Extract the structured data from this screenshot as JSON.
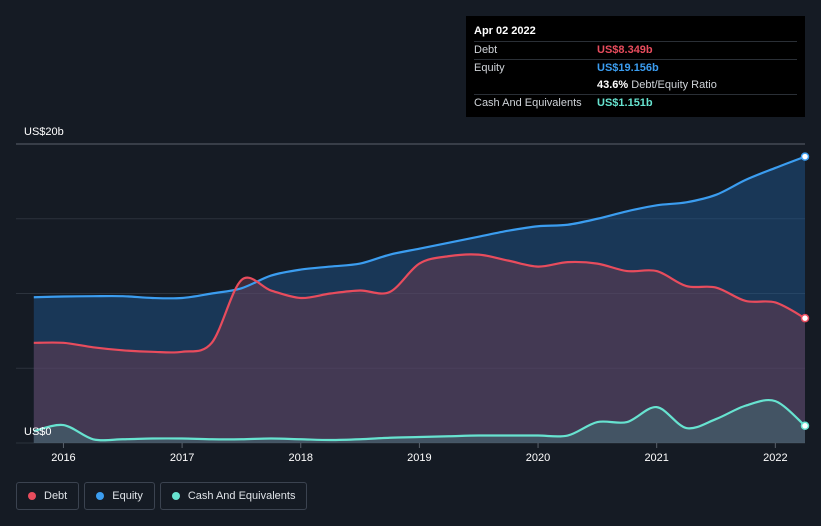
{
  "tooltip": {
    "date": "Apr 02 2022",
    "rows": [
      {
        "label": "Debt",
        "value": "US$8.349b",
        "color": "#e84c5d"
      },
      {
        "label": "Equity",
        "value": "US$19.156b",
        "color": "#3b9df0"
      },
      {
        "label": "",
        "value": "43.6%",
        "suffix": "Debt/Equity Ratio",
        "color": "#ffffff"
      },
      {
        "label": "Cash And Equivalents",
        "value": "US$1.151b",
        "color": "#67e3d0"
      }
    ]
  },
  "legend": [
    {
      "label": "Debt",
      "color": "#e84c5d"
    },
    {
      "label": "Equity",
      "color": "#3b9df0"
    },
    {
      "label": "Cash And Equivalents",
      "color": "#67e3d0"
    }
  ],
  "chart_data": {
    "type": "area",
    "title": "",
    "xlabel": "",
    "ylabel": "",
    "y_top_label": "US$20b",
    "y_bottom_label": "US$0",
    "ylim": [
      0,
      20
    ],
    "xlim": [
      2015.6,
      2022.25
    ],
    "x_ticks": [
      2016,
      2017,
      2018,
      2019,
      2020,
      2021,
      2022
    ],
    "x_tick_labels": [
      "2016",
      "2017",
      "2018",
      "2019",
      "2020",
      "2021",
      "2022"
    ],
    "grid": true,
    "series": [
      {
        "name": "Equity",
        "color": "#3b9df0",
        "x": [
          2015.75,
          2016.0,
          2016.25,
          2016.5,
          2016.75,
          2017.0,
          2017.25,
          2017.5,
          2017.75,
          2018.0,
          2018.25,
          2018.5,
          2018.75,
          2019.0,
          2019.25,
          2019.5,
          2019.75,
          2020.0,
          2020.25,
          2020.5,
          2020.75,
          2021.0,
          2021.25,
          2021.5,
          2021.75,
          2022.0,
          2022.25
        ],
        "values": [
          9.75,
          9.8,
          9.82,
          9.82,
          9.7,
          9.7,
          10.0,
          10.35,
          11.2,
          11.6,
          11.8,
          12.0,
          12.6,
          13.0,
          13.4,
          13.8,
          14.2,
          14.5,
          14.6,
          15.0,
          15.5,
          15.9,
          16.1,
          16.6,
          17.6,
          18.4,
          19.156
        ]
      },
      {
        "name": "Debt",
        "color": "#e84c5d",
        "x": [
          2015.75,
          2016.0,
          2016.25,
          2016.5,
          2016.75,
          2017.0,
          2017.25,
          2017.5,
          2017.75,
          2018.0,
          2018.25,
          2018.5,
          2018.75,
          2019.0,
          2019.25,
          2019.5,
          2019.75,
          2020.0,
          2020.25,
          2020.5,
          2020.75,
          2021.0,
          2021.25,
          2021.5,
          2021.75,
          2022.0,
          2022.25
        ],
        "values": [
          6.7,
          6.7,
          6.4,
          6.2,
          6.1,
          6.1,
          6.7,
          10.9,
          10.2,
          9.7,
          10.0,
          10.2,
          10.1,
          12.0,
          12.5,
          12.6,
          12.2,
          11.8,
          12.1,
          12.0,
          11.5,
          11.5,
          10.5,
          10.4,
          9.5,
          9.4,
          8.349
        ]
      },
      {
        "name": "Cash And Equivalents",
        "color": "#67e3d0",
        "x": [
          2015.75,
          2016.0,
          2016.25,
          2016.5,
          2016.75,
          2017.0,
          2017.25,
          2017.5,
          2017.75,
          2018.0,
          2018.25,
          2018.5,
          2018.75,
          2019.0,
          2019.25,
          2019.5,
          2019.75,
          2020.0,
          2020.25,
          2020.5,
          2020.75,
          2021.0,
          2021.25,
          2021.5,
          2021.75,
          2022.0,
          2022.25
        ],
        "values": [
          0.8,
          1.2,
          0.25,
          0.25,
          0.3,
          0.3,
          0.25,
          0.25,
          0.3,
          0.25,
          0.2,
          0.25,
          0.35,
          0.4,
          0.45,
          0.5,
          0.5,
          0.5,
          0.5,
          1.4,
          1.4,
          2.4,
          1.0,
          1.6,
          2.5,
          2.8,
          1.151
        ]
      }
    ],
    "latest": {
      "date": "Apr 02 2022",
      "debt": 8.349,
      "equity": 19.156,
      "cash": 1.151,
      "debt_equity_ratio": "43.6%"
    }
  }
}
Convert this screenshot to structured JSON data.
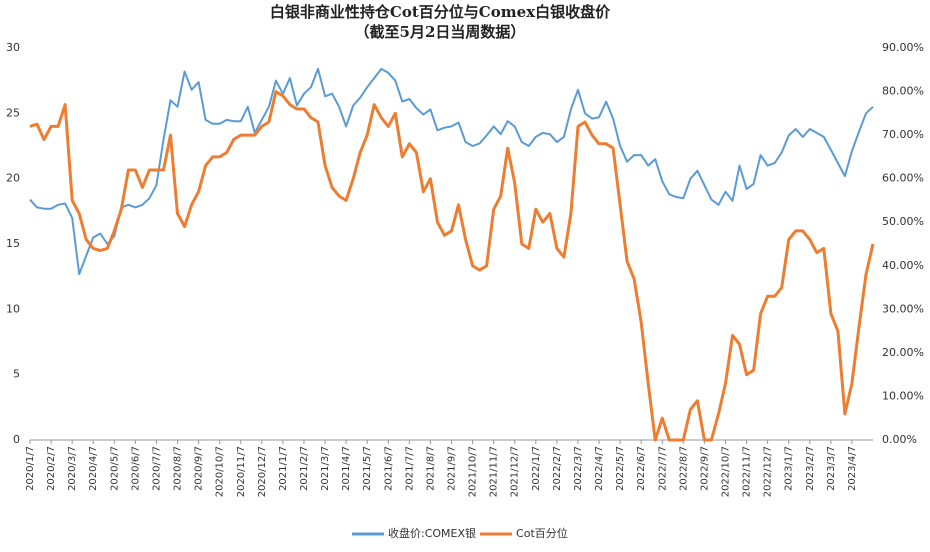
{
  "chart_data": {
    "type": "line",
    "title": "白银非商业性持仓Cot百分位与Comex白银收盘价",
    "subtitle": "（截至5月2日当周数据）",
    "categories": [
      "2020/1/7",
      null,
      null,
      "2020/2/7",
      null,
      null,
      "2020/3/7",
      null,
      null,
      "2020/4/7",
      null,
      null,
      "2020/5/7",
      null,
      null,
      "2020/6/7",
      null,
      null,
      "2020/7/7",
      null,
      null,
      "2020/8/7",
      null,
      null,
      "2020/9/7",
      null,
      null,
      "2020/10/7",
      null,
      null,
      "2020/11/7",
      null,
      null,
      "2020/12/7",
      null,
      null,
      "2021/1/7",
      null,
      null,
      "2021/2/7",
      null,
      null,
      "2021/3/7",
      null,
      null,
      "2021/4/7",
      null,
      null,
      "2021/5/7",
      null,
      null,
      "2021/6/7",
      null,
      null,
      "2021/7/7",
      null,
      null,
      "2021/8/7",
      null,
      null,
      "2021/9/7",
      null,
      null,
      "2021/10/7",
      null,
      null,
      "2021/11/7",
      null,
      null,
      "2021/12/7",
      null,
      null,
      "2022/1/7",
      null,
      null,
      "2022/2/7",
      null,
      null,
      "2022/3/7",
      null,
      null,
      "2022/4/7",
      null,
      null,
      "2022/5/7",
      null,
      null,
      "2022/6/7",
      null,
      null,
      "2022/7/7",
      null,
      null,
      "2022/8/7",
      null,
      null,
      "2022/9/7",
      null,
      null,
      "2022/10/7",
      null,
      null,
      "2022/11/7",
      null,
      null,
      "2022/12/7",
      null,
      null,
      "2023/1/7",
      null,
      null,
      "2023/2/7",
      null,
      null,
      "2023/3/7",
      null,
      null,
      "2023/4/7",
      null,
      null,
      null
    ],
    "series": [
      {
        "name": "收盘价:COMEX银",
        "color": "#5b9bd5",
        "width": 2,
        "axis": "y",
        "values": [
          18.4,
          17.8,
          17.7,
          17.7,
          18.0,
          18.1,
          17.0,
          12.7,
          14.1,
          15.5,
          15.8,
          15.0,
          15.6,
          17.8,
          18.0,
          17.8,
          18.0,
          18.5,
          19.5,
          23,
          26,
          25.5,
          28.2,
          26.8,
          27.4,
          24.5,
          24.2,
          24.2,
          24.5,
          24.4,
          24.4,
          25.5,
          23.5,
          24.5,
          25.5,
          27.5,
          26.5,
          27.7,
          25.6,
          26.5,
          27,
          28.4,
          26.3,
          26.5,
          25.5,
          24,
          25.6,
          26.2,
          27,
          27.7,
          28.4,
          28.1,
          27.5,
          25.9,
          26.1,
          25.4,
          24.9,
          25.3,
          23.7,
          23.9,
          24.0,
          24.3,
          22.8,
          22.5,
          22.7,
          23.3,
          24,
          23.4,
          24.4,
          24.0,
          22.8,
          22.5,
          23.2,
          23.5,
          23.4,
          22.8,
          23.2,
          25.3,
          26.8,
          25.0,
          24.6,
          24.7,
          25.9,
          24.6,
          22.5,
          21.3,
          21.8,
          21.8,
          21.0,
          21.5,
          19.8,
          18.8,
          18.6,
          18.5,
          20.0,
          20.6,
          19.5,
          18.4,
          18.0,
          19.0,
          18.3,
          21.0,
          19.2,
          19.6,
          21.8,
          21.0,
          21.2,
          22.0,
          23.3,
          23.8,
          23.2,
          23.8,
          23.5,
          23.2,
          22.2,
          21.2,
          20.2,
          22.1,
          23.6,
          25.0,
          25.5
        ]
      },
      {
        "name": "Cot百分位",
        "color": "#ed7d31",
        "width": 3,
        "axis": "y2",
        "values": [
          72,
          72.5,
          69,
          72,
          72,
          77,
          55,
          52,
          46,
          44,
          43.5,
          44,
          48,
          53,
          62,
          62,
          58,
          62,
          62,
          62,
          70,
          52,
          49,
          54,
          57,
          63,
          65,
          65,
          66,
          69,
          70,
          70,
          70,
          72,
          73,
          80,
          79,
          77,
          76,
          76,
          74,
          73,
          63,
          58,
          56,
          55,
          60,
          66,
          70,
          77,
          74,
          72,
          75,
          65,
          68,
          66,
          57,
          60,
          50,
          47,
          48,
          54,
          46,
          40,
          39,
          40,
          53,
          56,
          67,
          59,
          45,
          44,
          53,
          50,
          52,
          44,
          42,
          52,
          72,
          73,
          70,
          68,
          68,
          67,
          54,
          41,
          37,
          27,
          13,
          0,
          5,
          0,
          0,
          0,
          7,
          9,
          0,
          0,
          6,
          13,
          24,
          22,
          15,
          16,
          29,
          33,
          33,
          35,
          46,
          48,
          48,
          46,
          43,
          44,
          29,
          25,
          6,
          13,
          26,
          38,
          45
        ]
      }
    ],
    "ylim": [
      0,
      30
    ],
    "yticks": [
      0,
      5,
      10,
      15,
      20,
      25,
      30
    ],
    "y2lim": [
      0,
      90
    ],
    "y2ticks": [
      {
        "value": 0,
        "label": "0.00%"
      },
      {
        "value": 10,
        "label": "10.00%"
      },
      {
        "value": 20,
        "label": "20.00%"
      },
      {
        "value": 30,
        "label": "30.00%"
      },
      {
        "value": 40,
        "label": "40.00%"
      },
      {
        "value": 50,
        "label": "50.00%"
      },
      {
        "value": 60,
        "label": "60.00%"
      },
      {
        "value": 70,
        "label": "70.00%"
      },
      {
        "value": 80,
        "label": "80.00%"
      },
      {
        "value": 90,
        "label": "90.00%"
      }
    ],
    "grid": false,
    "legend": "bottom"
  }
}
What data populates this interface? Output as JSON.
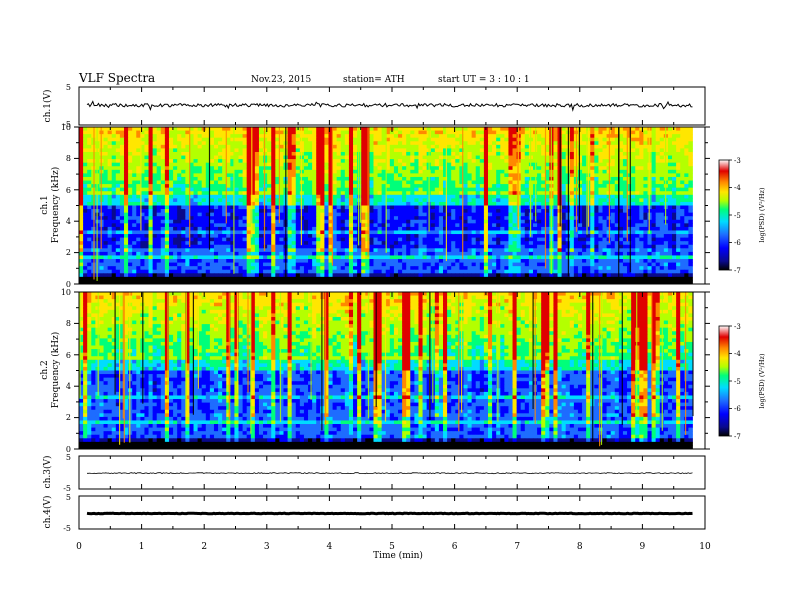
{
  "header": {
    "title": "VLF  Spectra",
    "date": "Nov.23, 2015",
    "station": "station= ATH",
    "start": "start  UT  =   3  : 10 : 1"
  },
  "colors": {
    "cmap": [
      "#000000",
      "#0a0a8c",
      "#0000ff",
      "#1e6cff",
      "#00dcff",
      "#00ff7a",
      "#b4ff00",
      "#ffe600",
      "#ff8800",
      "#e00000",
      "#ffffff"
    ],
    "trace": "#000000"
  },
  "chart_data": [
    {
      "type": "line",
      "panel": "ch1-waveform",
      "ylabel": "ch.1(V)",
      "yticks": [
        "5",
        "-5"
      ],
      "ylim": [
        -5,
        5
      ],
      "xlim": [
        0,
        10
      ],
      "level": 0.2
    },
    {
      "type": "heatmap",
      "panel": "ch1-spectrogram",
      "ylabel": [
        "ch.1",
        "Frequency  (kHz)"
      ],
      "yticks": [
        "0",
        "2",
        "4",
        "6",
        "8",
        "10"
      ],
      "ylim": [
        0,
        10
      ],
      "xlim": [
        0,
        9.8
      ],
      "colorbar": {
        "label": "log(PSD) (V²/Hz)",
        "ticks": [
          "-3",
          "-4",
          "-5",
          "-6",
          "-7"
        ],
        "range": [
          -7,
          -3
        ]
      }
    },
    {
      "type": "heatmap",
      "panel": "ch2-spectrogram",
      "ylabel": [
        "ch.2",
        "Frequency  (kHz)"
      ],
      "yticks": [
        "0",
        "2",
        "4",
        "6",
        "8",
        "10"
      ],
      "ylim": [
        0,
        10
      ],
      "xlim": [
        0,
        9.8
      ],
      "colorbar": {
        "label": "log(PSD) (V²/Hz)",
        "ticks": [
          "-3",
          "-4",
          "-5",
          "-6",
          "-7"
        ],
        "range": [
          -7,
          -3
        ]
      }
    },
    {
      "type": "line",
      "panel": "ch3-waveform",
      "ylabel": "ch.3(V)",
      "yticks": [
        "5",
        "-5"
      ],
      "ylim": [
        -5,
        5
      ],
      "xlim": [
        0,
        10
      ],
      "level": -0.2
    },
    {
      "type": "line",
      "panel": "ch4-waveform",
      "ylabel": "ch.4(V)",
      "yticks": [
        "5",
        "-5"
      ],
      "ylim": [
        -5,
        5
      ],
      "xlim": [
        0,
        10
      ],
      "level": -0.3
    }
  ],
  "xaxis": {
    "label": "Time  (min)",
    "ticks": [
      "0",
      "1",
      "2",
      "3",
      "4",
      "5",
      "6",
      "7",
      "8",
      "9",
      "10"
    ]
  }
}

> **Task objective**
State how many lines above contain the string "Equivalents", with no other words.

> **Exercise output**
3